start Dataset extract
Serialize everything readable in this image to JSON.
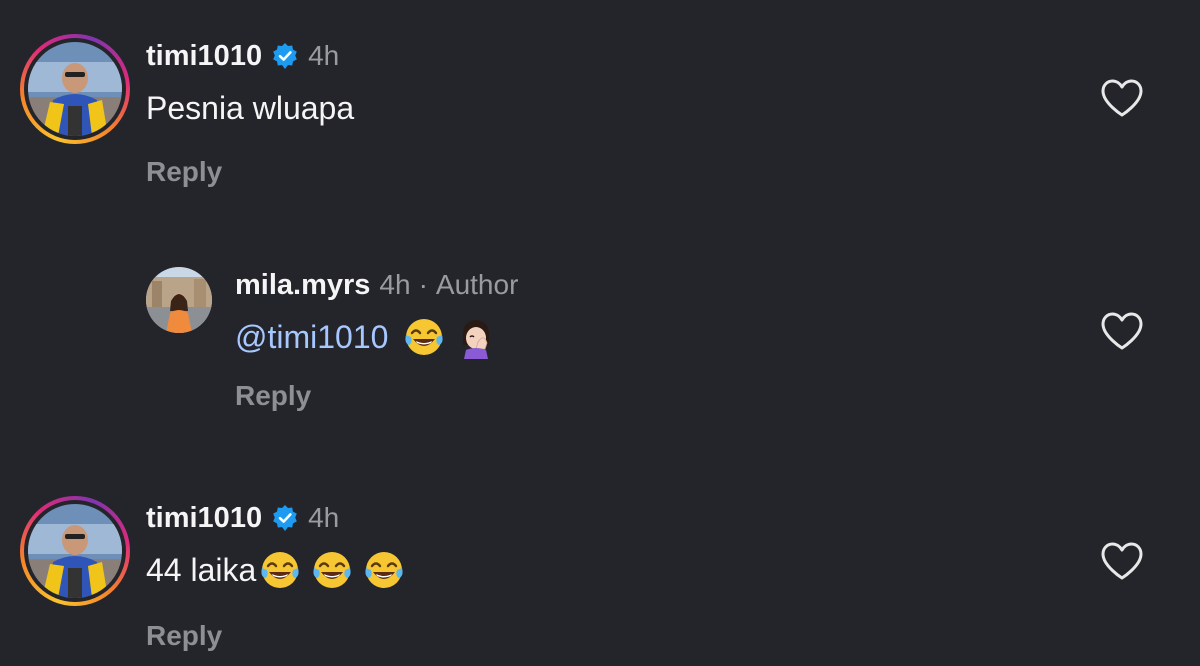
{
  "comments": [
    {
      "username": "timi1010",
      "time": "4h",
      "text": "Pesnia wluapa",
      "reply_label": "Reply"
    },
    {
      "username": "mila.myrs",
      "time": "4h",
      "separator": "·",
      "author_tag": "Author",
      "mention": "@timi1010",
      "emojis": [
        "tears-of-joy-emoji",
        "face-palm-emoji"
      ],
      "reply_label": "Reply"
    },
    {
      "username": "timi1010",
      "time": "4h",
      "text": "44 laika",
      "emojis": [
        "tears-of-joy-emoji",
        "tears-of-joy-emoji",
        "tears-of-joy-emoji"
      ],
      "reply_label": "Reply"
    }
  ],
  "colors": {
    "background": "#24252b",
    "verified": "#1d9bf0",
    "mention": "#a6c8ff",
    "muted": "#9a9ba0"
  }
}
end Dataset extract
_Exercise directions_: Reproduce the full listing above verbatim, with no pictures included.

_Result of the exercise_:
Serialize everything readable in this image to JSON.
{
  "comments": [
    {
      "username": "timi1010",
      "time": "4h",
      "text": "Pesnia wluapa",
      "reply_label": "Reply"
    },
    {
      "username": "mila.myrs",
      "time": "4h",
      "separator": "·",
      "author_tag": "Author",
      "mention": "@timi1010",
      "emojis": [
        "tears-of-joy-emoji",
        "face-palm-emoji"
      ],
      "reply_label": "Reply"
    },
    {
      "username": "timi1010",
      "time": "4h",
      "text": "44 laika",
      "emojis": [
        "tears-of-joy-emoji",
        "tears-of-joy-emoji",
        "tears-of-joy-emoji"
      ],
      "reply_label": "Reply"
    }
  ],
  "colors": {
    "background": "#24252b",
    "verified": "#1d9bf0",
    "mention": "#a6c8ff",
    "muted": "#9a9ba0"
  }
}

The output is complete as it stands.